Dataset items
::::::

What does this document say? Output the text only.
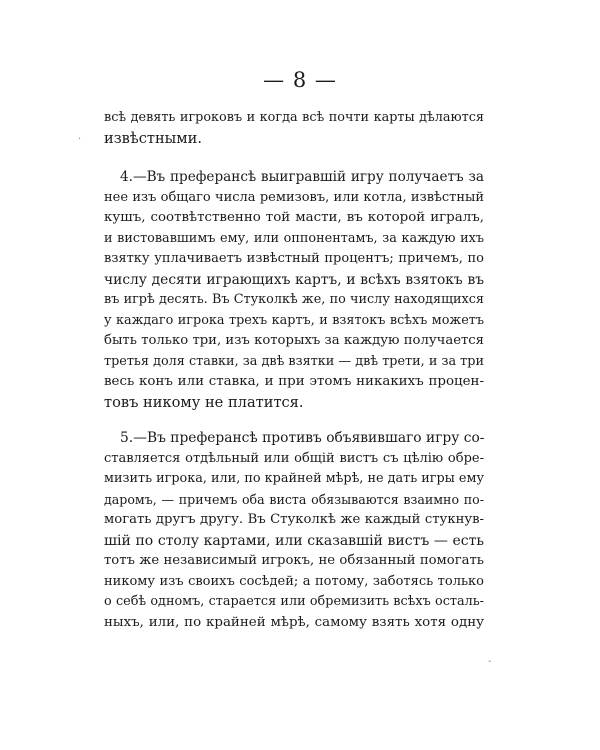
— 8 —
·
всѣ девять игроковъ и когда всѣ почти карты дѣлаются
извѣстными.
4.—Въ преферансѣ выигравшій игру получаетъ за
нее изъ общаго числа ремизовъ, или котла, извѣстный
кушъ, соотвѣтственно той масти, въ которой игралъ,
и вистовавшимъ ему, или оппонентамъ, за каждую ихъ
взятку уплачиваетъ извѣстный процентъ; причемъ, по
числу десяти играющихъ картъ, и всѣхъ взятокъ въ
въ игрѣ десять. Въ Стуколкѣ же, по числу находящихся
у каждаго игрока трехъ картъ, и взятокъ всѣхъ можетъ
быть только три, изъ которыхъ за каждую получается
третья доля ставки, за двѣ взятки — двѣ трети, и за три
весь конъ или ставка, и при этомъ никакихъ процен-
товъ никому не платится.
5.—Въ преферансѣ противъ объявившаго игру со-
ставляется отдѣльный или общій вистъ съ цѣлію обре-
мизить игрока, или, по крайней мѣрѣ, не дать игры ему
даромъ, — причемъ оба виста обязываются взаимно по-
могать другъ другу. Въ Стуколкѣ же каждый стукнув-
шій по столу картами, или сказавшій вистъ — есть
тотъ же независимый игрокъ, не обязанный помогать
никому изъ своихъ сосѣдей; а потому, заботясь только
о себѣ одномъ, старается или обремизить всѣхъ осталь-
ныхъ, или, по крайней мѣрѣ, самому взять хотя одну
-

::::::

Set down the records in full and exactly. Do not carry over any image.

▸ **Correct answer**
What does this document say? Output the text only.
— 8 —
·
всѣ девять игроковъ и когда всѣ почти карты дѣлаются
извѣстными.
4.—Въ преферансѣ выигравшій игру получаетъ за
нее изъ общаго числа ремизовъ, или котла, извѣстный
кушъ, соотвѣтственно той масти, въ которой игралъ,
и вистовавшимъ ему, или оппонентамъ, за каждую ихъ
взятку уплачиваетъ извѣстный процентъ; причемъ, по
числу десяти играющихъ картъ, и всѣхъ взятокъ въ
въ игрѣ десять. Въ Стуколкѣ же, по числу находящихся
у каждаго игрока трехъ картъ, и взятокъ всѣхъ можетъ
быть только три, изъ которыхъ за каждую получается
третья доля ставки, за двѣ взятки — двѣ трети, и за три
весь конъ или ставка, и при этомъ никакихъ процен-
товъ никому не платится.
5.—Въ преферансѣ противъ объявившаго игру со-
ставляется отдѣльный или общій вистъ съ цѣлію обре-
мизить игрока, или, по крайней мѣрѣ, не дать игры ему
даромъ, — причемъ оба виста обязываются взаимно по-
могать другъ другу. Въ Стуколкѣ же каждый стукнув-
шій по столу картами, или сказавшій вистъ — есть
тотъ же независимый игрокъ, не обязанный помогать
никому изъ своихъ сосѣдей; а потому, заботясь только
о себѣ одномъ, старается или обремизить всѣхъ осталь-
ныхъ, или, по крайней мѣрѣ, самому взять хотя одну
-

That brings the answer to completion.